■ Instructions for the task
Every record should be repeated exactly, except that pictures are left out.

— Start Input material —

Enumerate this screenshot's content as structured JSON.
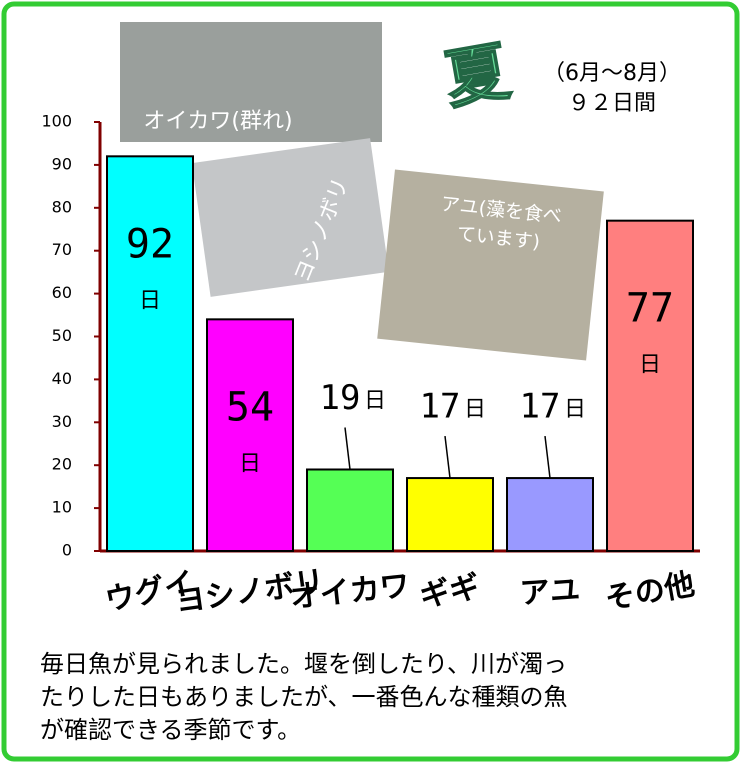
{
  "chart_data": {
    "type": "bar",
    "categories": [
      "ウグイ",
      "ヨシノボリ",
      "オイカワ",
      "ギギ",
      "アユ",
      "その他"
    ],
    "values": [
      92,
      54,
      19,
      17,
      17,
      77
    ],
    "value_unit": "日",
    "colors": [
      "#00ffff",
      "#ff00ff",
      "#55ff55",
      "#ffff00",
      "#9999ff",
      "#ff7f7f"
    ],
    "ylim": [
      0,
      100
    ],
    "yticks": [
      0,
      10,
      20,
      30,
      40,
      50,
      60,
      70,
      80,
      90,
      100
    ],
    "grid": false
  },
  "season": {
    "name": "夏",
    "period": "（6月～8月）",
    "days": "９２日間"
  },
  "photos": [
    {
      "label": "オイカワ(群れ)"
    },
    {
      "label": "ヨシノボリ"
    },
    {
      "label": "アユ(藻を食べ",
      "label2": "ています)"
    }
  ],
  "caption": [
    "毎日魚が見られました。堰を倒したり、川が濁っ",
    "たりした日もありましたが、一番色んな種類の魚",
    "が確認できる季節です。"
  ]
}
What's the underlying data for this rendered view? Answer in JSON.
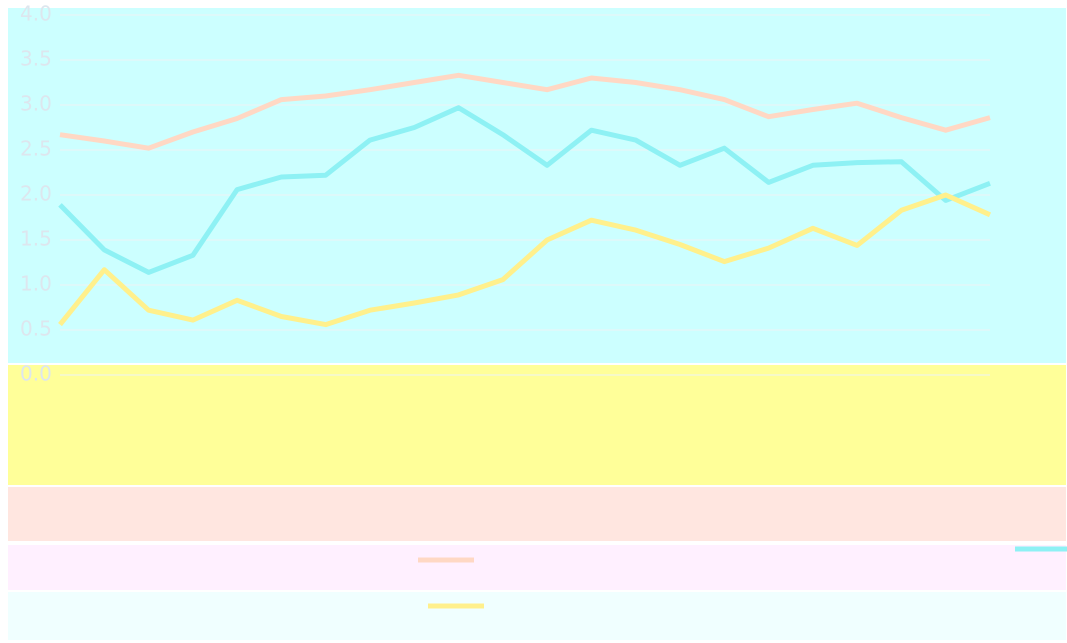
{
  "chart_data": {
    "type": "line",
    "ylim": [
      0,
      4
    ],
    "yticks": [
      {
        "value": 0,
        "label": "0.0"
      },
      {
        "value": 0.5,
        "label": "0.5"
      },
      {
        "value": 1,
        "label": "1.0"
      },
      {
        "value": 1.5,
        "label": "1.5"
      },
      {
        "value": 2,
        "label": "2.0"
      },
      {
        "value": 2.5,
        "label": "2.5"
      },
      {
        "value": 3,
        "label": "3.0"
      },
      {
        "value": 3.5,
        "label": "3.5"
      },
      {
        "value": 4,
        "label": "4.0"
      }
    ],
    "series": [
      {
        "color": "#ffd8c4",
        "values": [
          2.67,
          2.6,
          2.52,
          2.7,
          2.85,
          3.06,
          3.1,
          3.17,
          3.25,
          3.33,
          3.25,
          3.17,
          3.3,
          3.25,
          3.17,
          3.06,
          2.87,
          2.95,
          3.02,
          2.86,
          2.72,
          2.86
        ]
      },
      {
        "color": "#8ef1f4",
        "values": [
          1.89,
          1.39,
          1.14,
          1.33,
          2.06,
          2.2,
          2.22,
          2.61,
          2.75,
          2.97,
          2.67,
          2.33,
          2.72,
          2.61,
          2.33,
          2.52,
          2.14,
          2.33,
          2.36,
          2.37,
          1.94,
          2.13
        ]
      },
      {
        "color": "#fff08c",
        "values": [
          0.56,
          1.17,
          0.72,
          0.61,
          0.83,
          0.65,
          0.56,
          0.72,
          0.8,
          0.89,
          1.06,
          1.5,
          1.72,
          1.61,
          1.45,
          1.26,
          1.41,
          1.63,
          1.44,
          1.83,
          2.0,
          1.78
        ]
      }
    ]
  }
}
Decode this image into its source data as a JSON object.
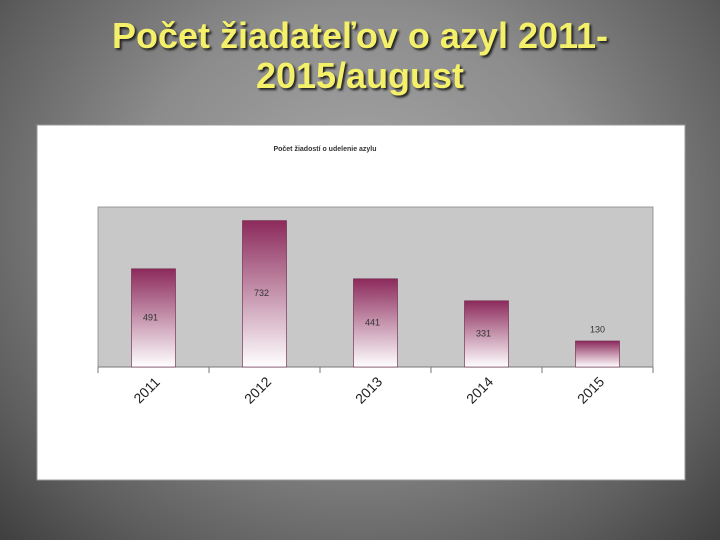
{
  "slide_title": "Počet žiadateľov o azyl 2011-2015/august",
  "chart_data": {
    "type": "bar",
    "title": "Počet žiadostí o udelenie azylu",
    "categories": [
      "2011",
      "2012",
      "2013",
      "2014",
      "2015"
    ],
    "values": [
      491,
      732,
      441,
      331,
      130
    ],
    "color": "#8c2a5c"
  }
}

— End Input material —

■ Solution for this task
Enumerate this screenshot's content as structured JSON.
{
  "chart_data": {
    "type": "bar",
    "categories": [
      "ウグイ",
      "ヨシノボリ",
      "オイカワ",
      "ギギ",
      "アユ",
      "その他"
    ],
    "values": [
      92,
      54,
      19,
      17,
      17,
      77
    ],
    "value_unit": "日",
    "colors": [
      "#00ffff",
      "#ff00ff",
      "#55ff55",
      "#ffff00",
      "#9999ff",
      "#ff7f7f"
    ],
    "ylim": [
      0,
      100
    ],
    "yticks": [
      0,
      10,
      20,
      30,
      40,
      50,
      60,
      70,
      80,
      90,
      100
    ],
    "grid": false
  },
  "season": {
    "name": "夏",
    "period": "（6月～8月）",
    "days": "９２日間"
  },
  "photos": [
    {
      "label": "オイカワ(群れ)"
    },
    {
      "label": "ヨシノボリ"
    },
    {
      "label": "アユ(藻を食べ",
      "label2": "ています)"
    }
  ],
  "caption": [
    "毎日魚が見られました。堰を倒したり、川が濁っ",
    "たりした日もありましたが、一番色んな種類の魚",
    "が確認できる季節です。"
  ]
}
What's the underlying data for this rendered view? Answer in JSON.
{
  "chart_data": {
    "type": "line",
    "ylim": [
      0,
      4
    ],
    "yticks": [
      {
        "value": 0,
        "label": "0.0"
      },
      {
        "value": 0.5,
        "label": "0.5"
      },
      {
        "value": 1,
        "label": "1.0"
      },
      {
        "value": 1.5,
        "label": "1.5"
      },
      {
        "value": 2,
        "label": "2.0"
      },
      {
        "value": 2.5,
        "label": "2.5"
      },
      {
        "value": 3,
        "label": "3.0"
      },
      {
        "value": 3.5,
        "label": "3.5"
      },
      {
        "value": 4,
        "label": "4.0"
      }
    ],
    "series": [
      {
        "color": "#ffd8c4",
        "values": [
          2.67,
          2.6,
          2.52,
          2.7,
          2.85,
          3.06,
          3.1,
          3.17,
          3.25,
          3.33,
          3.25,
          3.17,
          3.3,
          3.25,
          3.17,
          3.06,
          2.87,
          2.95,
          3.02,
          2.86,
          2.72,
          2.86
        ]
      },
      {
        "color": "#8ef1f4",
        "values": [
          1.89,
          1.39,
          1.14,
          1.33,
          2.06,
          2.2,
          2.22,
          2.61,
          2.75,
          2.97,
          2.67,
          2.33,
          2.72,
          2.61,
          2.33,
          2.52,
          2.14,
          2.33,
          2.36,
          2.37,
          1.94,
          2.13
        ]
      },
      {
        "color": "#fff08c",
        "values": [
          0.56,
          1.17,
          0.72,
          0.61,
          0.83,
          0.65,
          0.56,
          0.72,
          0.8,
          0.89,
          1.06,
          1.5,
          1.72,
          1.61,
          1.45,
          1.26,
          1.41,
          1.63,
          1.44,
          1.83,
          2.0,
          1.78
        ]
      }
    ]
  }
}
Decode this image into its source data as a JSON object.
{
  "slide_title": "Počet žiadateľov o azyl 2011-2015/august",
  "chart_data": {
    "type": "bar",
    "title": "Počet žiadostí o udelenie azylu",
    "categories": [
      "2011",
      "2012",
      "2013",
      "2014",
      "2015"
    ],
    "values": [
      491,
      732,
      441,
      331,
      130
    ],
    "color": "#8c2a5c"
  }
}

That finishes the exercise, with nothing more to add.